_WHAT THIS TASK INVOLVES_:
The entries below are to be repeated exactly as they stand.

[Collected data]
========================================================================

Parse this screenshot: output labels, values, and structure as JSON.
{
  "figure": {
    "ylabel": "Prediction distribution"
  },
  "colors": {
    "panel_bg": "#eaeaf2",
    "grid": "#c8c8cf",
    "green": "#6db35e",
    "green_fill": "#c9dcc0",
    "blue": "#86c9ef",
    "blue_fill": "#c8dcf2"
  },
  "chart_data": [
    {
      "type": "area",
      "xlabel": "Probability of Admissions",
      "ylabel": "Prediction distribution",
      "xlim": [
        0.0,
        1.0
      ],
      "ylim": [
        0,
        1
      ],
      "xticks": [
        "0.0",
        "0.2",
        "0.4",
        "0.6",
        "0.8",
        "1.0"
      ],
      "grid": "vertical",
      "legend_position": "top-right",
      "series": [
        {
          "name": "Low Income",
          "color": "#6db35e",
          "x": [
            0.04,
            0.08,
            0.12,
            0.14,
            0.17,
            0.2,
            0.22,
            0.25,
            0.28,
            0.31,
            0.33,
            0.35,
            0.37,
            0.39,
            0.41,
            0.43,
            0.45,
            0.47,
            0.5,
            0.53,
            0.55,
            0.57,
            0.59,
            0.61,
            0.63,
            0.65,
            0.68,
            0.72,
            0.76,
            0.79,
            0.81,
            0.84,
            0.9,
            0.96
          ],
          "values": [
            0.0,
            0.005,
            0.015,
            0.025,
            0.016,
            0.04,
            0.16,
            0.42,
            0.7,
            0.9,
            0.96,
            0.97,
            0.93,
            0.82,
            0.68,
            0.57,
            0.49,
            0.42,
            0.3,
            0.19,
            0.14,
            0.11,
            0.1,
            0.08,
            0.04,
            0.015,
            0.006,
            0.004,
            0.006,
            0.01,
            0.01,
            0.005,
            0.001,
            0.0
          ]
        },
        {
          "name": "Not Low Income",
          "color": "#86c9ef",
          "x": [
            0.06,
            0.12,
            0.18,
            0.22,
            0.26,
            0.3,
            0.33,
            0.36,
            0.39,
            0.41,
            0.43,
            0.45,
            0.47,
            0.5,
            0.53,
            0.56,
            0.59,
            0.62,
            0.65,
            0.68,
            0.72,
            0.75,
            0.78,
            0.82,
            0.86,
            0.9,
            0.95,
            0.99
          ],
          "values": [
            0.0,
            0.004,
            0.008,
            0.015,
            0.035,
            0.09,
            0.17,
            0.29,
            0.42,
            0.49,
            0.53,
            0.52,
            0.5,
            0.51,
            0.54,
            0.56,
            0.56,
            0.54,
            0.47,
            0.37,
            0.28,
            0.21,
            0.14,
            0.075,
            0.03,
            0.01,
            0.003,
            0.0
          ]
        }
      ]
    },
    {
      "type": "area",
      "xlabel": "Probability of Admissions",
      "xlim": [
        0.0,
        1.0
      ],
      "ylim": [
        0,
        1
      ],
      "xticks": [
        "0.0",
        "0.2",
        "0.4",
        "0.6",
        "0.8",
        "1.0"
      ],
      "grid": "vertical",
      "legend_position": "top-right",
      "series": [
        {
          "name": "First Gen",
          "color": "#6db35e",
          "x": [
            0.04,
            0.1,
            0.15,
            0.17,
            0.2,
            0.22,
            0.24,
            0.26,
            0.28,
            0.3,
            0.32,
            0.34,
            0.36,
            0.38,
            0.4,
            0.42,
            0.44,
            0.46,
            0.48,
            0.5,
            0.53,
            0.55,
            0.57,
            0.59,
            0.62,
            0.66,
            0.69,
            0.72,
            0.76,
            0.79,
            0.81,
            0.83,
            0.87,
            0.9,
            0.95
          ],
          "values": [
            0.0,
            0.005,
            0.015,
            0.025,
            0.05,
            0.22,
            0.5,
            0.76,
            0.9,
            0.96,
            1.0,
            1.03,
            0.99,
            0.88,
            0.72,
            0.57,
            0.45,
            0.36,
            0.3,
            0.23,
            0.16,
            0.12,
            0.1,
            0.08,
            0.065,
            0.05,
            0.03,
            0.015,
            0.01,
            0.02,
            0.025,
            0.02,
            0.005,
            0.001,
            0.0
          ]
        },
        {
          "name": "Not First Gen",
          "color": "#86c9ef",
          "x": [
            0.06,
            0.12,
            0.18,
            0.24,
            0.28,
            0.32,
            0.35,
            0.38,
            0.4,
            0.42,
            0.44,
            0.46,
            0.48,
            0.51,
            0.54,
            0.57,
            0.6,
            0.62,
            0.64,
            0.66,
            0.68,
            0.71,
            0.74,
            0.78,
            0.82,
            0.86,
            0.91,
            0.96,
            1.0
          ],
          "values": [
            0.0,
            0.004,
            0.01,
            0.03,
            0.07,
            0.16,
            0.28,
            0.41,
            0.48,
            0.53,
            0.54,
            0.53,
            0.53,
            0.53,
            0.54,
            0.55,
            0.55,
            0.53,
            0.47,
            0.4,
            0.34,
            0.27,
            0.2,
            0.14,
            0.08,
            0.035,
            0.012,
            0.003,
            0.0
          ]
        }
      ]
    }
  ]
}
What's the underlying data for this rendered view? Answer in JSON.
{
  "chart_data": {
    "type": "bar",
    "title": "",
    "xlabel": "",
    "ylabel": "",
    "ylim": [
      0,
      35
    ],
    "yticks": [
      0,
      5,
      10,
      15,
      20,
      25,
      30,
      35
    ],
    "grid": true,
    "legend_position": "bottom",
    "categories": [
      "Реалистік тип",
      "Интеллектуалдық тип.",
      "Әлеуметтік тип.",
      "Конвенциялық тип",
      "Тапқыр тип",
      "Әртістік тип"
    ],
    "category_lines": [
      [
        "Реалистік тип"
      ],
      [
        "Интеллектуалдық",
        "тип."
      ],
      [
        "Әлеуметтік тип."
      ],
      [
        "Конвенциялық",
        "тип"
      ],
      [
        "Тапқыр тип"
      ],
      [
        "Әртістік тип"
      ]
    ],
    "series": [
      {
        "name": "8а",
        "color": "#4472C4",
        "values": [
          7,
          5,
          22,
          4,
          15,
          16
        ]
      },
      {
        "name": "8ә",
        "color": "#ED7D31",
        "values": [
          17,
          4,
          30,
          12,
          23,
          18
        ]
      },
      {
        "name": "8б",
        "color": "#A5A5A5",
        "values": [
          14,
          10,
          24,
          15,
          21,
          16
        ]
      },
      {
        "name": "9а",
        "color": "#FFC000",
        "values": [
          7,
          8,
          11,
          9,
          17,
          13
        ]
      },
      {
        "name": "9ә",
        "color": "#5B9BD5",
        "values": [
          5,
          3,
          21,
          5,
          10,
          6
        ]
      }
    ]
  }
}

========================================================================

_EXERCISE ANSWER_:
Parse this screenshot: output labels, values, and structure as JSON.
{
  "figure": {
    "ylabel": "Prediction distribution"
  },
  "colors": {
    "panel_bg": "#eaeaf2",
    "grid": "#c8c8cf",
    "green": "#6db35e",
    "green_fill": "#c9dcc0",
    "blue": "#86c9ef",
    "blue_fill": "#c8dcf2"
  },
  "chart_data": [
    {
      "type": "area",
      "xlabel": "Probability of Admissions",
      "ylabel": "Prediction distribution",
      "xlim": [
        0.0,
        1.0
      ],
      "ylim": [
        0,
        1
      ],
      "xticks": [
        "0.0",
        "0.2",
        "0.4",
        "0.6",
        "0.8",
        "1.0"
      ],
      "grid": "vertical",
      "legend_position": "top-right",
      "series": [
        {
          "name": "Low Income",
          "color": "#6db35e",
          "x": [
            0.04,
            0.08,
            0.12,
            0.14,
            0.17,
            0.2,
            0.22,
            0.25,
            0.28,
            0.31,
            0.33,
            0.35,
            0.37,
            0.39,
            0.41,
            0.43,
            0.45,
            0.47,
            0.5,
            0.53,
            0.55,
            0.57,
            0.59,
            0.61,
            0.63,
            0.65,
            0.68,
            0.72,
            0.76,
            0.79,
            0.81,
            0.84,
            0.9,
            0.96
          ],
          "values": [
            0.0,
            0.005,
            0.015,
            0.025,
            0.016,
            0.04,
            0.16,
            0.42,
            0.7,
            0.9,
            0.96,
            0.97,
            0.93,
            0.82,
            0.68,
            0.57,
            0.49,
            0.42,
            0.3,
            0.19,
            0.14,
            0.11,
            0.1,
            0.08,
            0.04,
            0.015,
            0.006,
            0.004,
            0.006,
            0.01,
            0.01,
            0.005,
            0.001,
            0.0
          ]
        },
        {
          "name": "Not Low Income",
          "color": "#86c9ef",
          "x": [
            0.06,
            0.12,
            0.18,
            0.22,
            0.26,
            0.3,
            0.33,
            0.36,
            0.39,
            0.41,
            0.43,
            0.45,
            0.47,
            0.5,
            0.53,
            0.56,
            0.59,
            0.62,
            0.65,
            0.68,
            0.72,
            0.75,
            0.78,
            0.82,
            0.86,
            0.9,
            0.95,
            0.99
          ],
          "values": [
            0.0,
            0.004,
            0.008,
            0.015,
            0.035,
            0.09,
            0.17,
            0.29,
            0.42,
            0.49,
            0.53,
            0.52,
            0.5,
            0.51,
            0.54,
            0.56,
            0.56,
            0.54,
            0.47,
            0.37,
            0.28,
            0.21,
            0.14,
            0.075,
            0.03,
            0.01,
            0.003,
            0.0
          ]
        }
      ]
    },
    {
      "type": "area",
      "xlabel": "Probability of Admissions",
      "xlim": [
        0.0,
        1.0
      ],
      "ylim": [
        0,
        1
      ],
      "xticks": [
        "0.0",
        "0.2",
        "0.4",
        "0.6",
        "0.8",
        "1.0"
      ],
      "grid": "vertical",
      "legend_position": "top-right",
      "series": [
        {
          "name": "First Gen",
          "color": "#6db35e",
          "x": [
            0.04,
            0.1,
            0.15,
            0.17,
            0.2,
            0.22,
            0.24,
            0.26,
            0.28,
            0.3,
            0.32,
            0.34,
            0.36,
            0.38,
            0.4,
            0.42,
            0.44,
            0.46,
            0.48,
            0.5,
            0.53,
            0.55,
            0.57,
            0.59,
            0.62,
            0.66,
            0.69,
            0.72,
            0.76,
            0.79,
            0.81,
            0.83,
            0.87,
            0.9,
            0.95
          ],
          "values": [
            0.0,
            0.005,
            0.015,
            0.025,
            0.05,
            0.22,
            0.5,
            0.76,
            0.9,
            0.96,
            1.0,
            1.03,
            0.99,
            0.88,
            0.72,
            0.57,
            0.45,
            0.36,
            0.3,
            0.23,
            0.16,
            0.12,
            0.1,
            0.08,
            0.065,
            0.05,
            0.03,
            0.015,
            0.01,
            0.02,
            0.025,
            0.02,
            0.005,
            0.001,
            0.0
          ]
        },
        {
          "name": "Not First Gen",
          "color": "#86c9ef",
          "x": [
            0.06,
            0.12,
            0.18,
            0.24,
            0.28,
            0.32,
            0.35,
            0.38,
            0.4,
            0.42,
            0.44,
            0.46,
            0.48,
            0.51,
            0.54,
            0.57,
            0.6,
            0.62,
            0.64,
            0.66,
            0.68,
            0.71,
            0.74,
            0.78,
            0.82,
            0.86,
            0.91,
            0.96,
            1.0
          ],
          "values": [
            0.0,
            0.004,
            0.01,
            0.03,
            0.07,
            0.16,
            0.28,
            0.41,
            0.48,
            0.53,
            0.54,
            0.53,
            0.53,
            0.53,
            0.54,
            0.55,
            0.55,
            0.53,
            0.47,
            0.4,
            0.34,
            0.27,
            0.2,
            0.14,
            0.08,
            0.035,
            0.012,
            0.003,
            0.0
          ]
        }
      ]
    }
  ]
}
What's the underlying data for this rendered view? Answer in JSON.
{
  "chart_data": {
    "type": "bar",
    "title": "",
    "xlabel": "",
    "ylabel": "",
    "ylim": [
      0,
      35
    ],
    "yticks": [
      0,
      5,
      10,
      15,
      20,
      25,
      30,
      35
    ],
    "grid": true,
    "legend_position": "bottom",
    "categories": [
      "Реалистік тип",
      "Интеллектуалдық тип.",
      "Әлеуметтік тип.",
      "Конвенциялық тип",
      "Тапқыр тип",
      "Әртістік тип"
    ],
    "category_lines": [
      [
        "Реалистік тип"
      ],
      [
        "Интеллектуалдық",
        "тип."
      ],
      [
        "Әлеуметтік тип."
      ],
      [
        "Конвенциялық",
        "тип"
      ],
      [
        "Тапқыр тип"
      ],
      [
        "Әртістік тип"
      ]
    ],
    "series": [
      {
        "name": "8а",
        "color": "#4472C4",
        "values": [
          7,
          5,
          22,
          4,
          15,
          16
        ]
      },
      {
        "name": "8ә",
        "color": "#ED7D31",
        "values": [
          17,
          4,
          30,
          12,
          23,
          18
        ]
      },
      {
        "name": "8б",
        "color": "#A5A5A5",
        "values": [
          14,
          10,
          24,
          15,
          21,
          16
        ]
      },
      {
        "name": "9а",
        "color": "#FFC000",
        "values": [
          7,
          8,
          11,
          9,
          17,
          13
        ]
      },
      {
        "name": "9ә",
        "color": "#5B9BD5",
        "values": [
          5,
          3,
          21,
          5,
          10,
          6
        ]
      }
    ]
  }
}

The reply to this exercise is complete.